[Recorded data]
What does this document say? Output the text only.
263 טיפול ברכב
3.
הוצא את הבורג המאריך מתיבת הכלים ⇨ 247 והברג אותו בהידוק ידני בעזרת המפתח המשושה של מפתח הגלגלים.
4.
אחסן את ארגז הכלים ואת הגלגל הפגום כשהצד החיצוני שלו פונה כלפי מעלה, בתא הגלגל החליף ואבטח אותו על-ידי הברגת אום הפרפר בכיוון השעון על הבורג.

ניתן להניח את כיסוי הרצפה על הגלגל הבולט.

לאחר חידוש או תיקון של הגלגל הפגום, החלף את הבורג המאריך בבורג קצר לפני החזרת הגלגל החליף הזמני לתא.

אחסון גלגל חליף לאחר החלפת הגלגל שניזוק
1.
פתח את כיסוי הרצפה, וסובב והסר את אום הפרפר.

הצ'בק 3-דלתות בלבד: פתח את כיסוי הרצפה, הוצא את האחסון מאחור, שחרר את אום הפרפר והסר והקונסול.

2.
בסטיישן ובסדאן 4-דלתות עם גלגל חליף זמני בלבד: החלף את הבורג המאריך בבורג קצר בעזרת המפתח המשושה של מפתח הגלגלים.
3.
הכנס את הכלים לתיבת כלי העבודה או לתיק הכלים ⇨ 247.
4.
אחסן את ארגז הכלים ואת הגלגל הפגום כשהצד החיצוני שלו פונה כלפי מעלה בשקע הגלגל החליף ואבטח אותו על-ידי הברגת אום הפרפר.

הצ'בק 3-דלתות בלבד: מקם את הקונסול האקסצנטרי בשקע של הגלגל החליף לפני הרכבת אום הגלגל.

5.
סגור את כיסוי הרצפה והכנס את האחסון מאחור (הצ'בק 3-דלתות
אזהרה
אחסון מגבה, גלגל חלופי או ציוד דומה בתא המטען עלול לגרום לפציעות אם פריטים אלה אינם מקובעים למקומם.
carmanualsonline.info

AIM: Please return the data above exactly as given.

OUTPUT FOR THIS EXERCISE:
What does this document say? Output the text only.
263 טיפול ברכב
3.
הוצא את הבורג המאריך מתיבת הכלים ⇨ 247 והברג אותו בהידוק ידני בעזרת המפתח המשושה של מפתח הגלגלים.
4.
אחסן את ארגז הכלים ואת הגלגל הפגום כשהצד החיצוני שלו פונה כלפי מעלה, בתא הגלגל החליף ואבטח אותו על-ידי הברגת אום הפרפר בכיוון השעון על הבורג.

ניתן להניח את כיסוי הרצפה על הגלגל הבולט.

לאחר חידוש או תיקון של הגלגל הפגום, החלף את הבורג המאריך בבורג קצר לפני החזרת הגלגל החליף הזמני לתא.

אחסון גלגל חליף לאחר החלפת הגלגל שניזוק
1.
פתח את כיסוי הרצפה, וסובב והסר את אום הפרפר.

הצ'בק 3-דלתות בלבד: פתח את כיסוי הרצפה, הוצא את האחסון מאחור, שחרר את אום הפרפר והסר והקונסול.

2.
בסטיישן ובסדאן 4-דלתות עם גלגל חליף זמני בלבד: החלף את הבורג המאריך בבורג קצר בעזרת המפתח המשושה של מפתח הגלגלים.
3.
הכנס את הכלים לתיבת כלי העבודה או לתיק הכלים ⇨ 247.
4.
אחסן את ארגז הכלים ואת הגלגל הפגום כשהצד החיצוני שלו פונה כלפי מעלה בשקע הגלגל החליף ואבטח אותו על-ידי הברגת אום הפרפר.

הצ'בק 3-דלתות בלבד: מקם את הקונסול האקסצנטרי בשקע של הגלגל החליף לפני הרכבת אום הגלגל.

5.
סגור את כיסוי הרצפה והכנס את האחסון מאחור (הצ'בק 3-דלתות
אזהרה
אחסון מגבה, גלגל חלופי או ציוד דומה בתא המטען עלול לגרום לפציעות אם פריטים אלה אינם מקובעים למקומם.
carmanualsonline.info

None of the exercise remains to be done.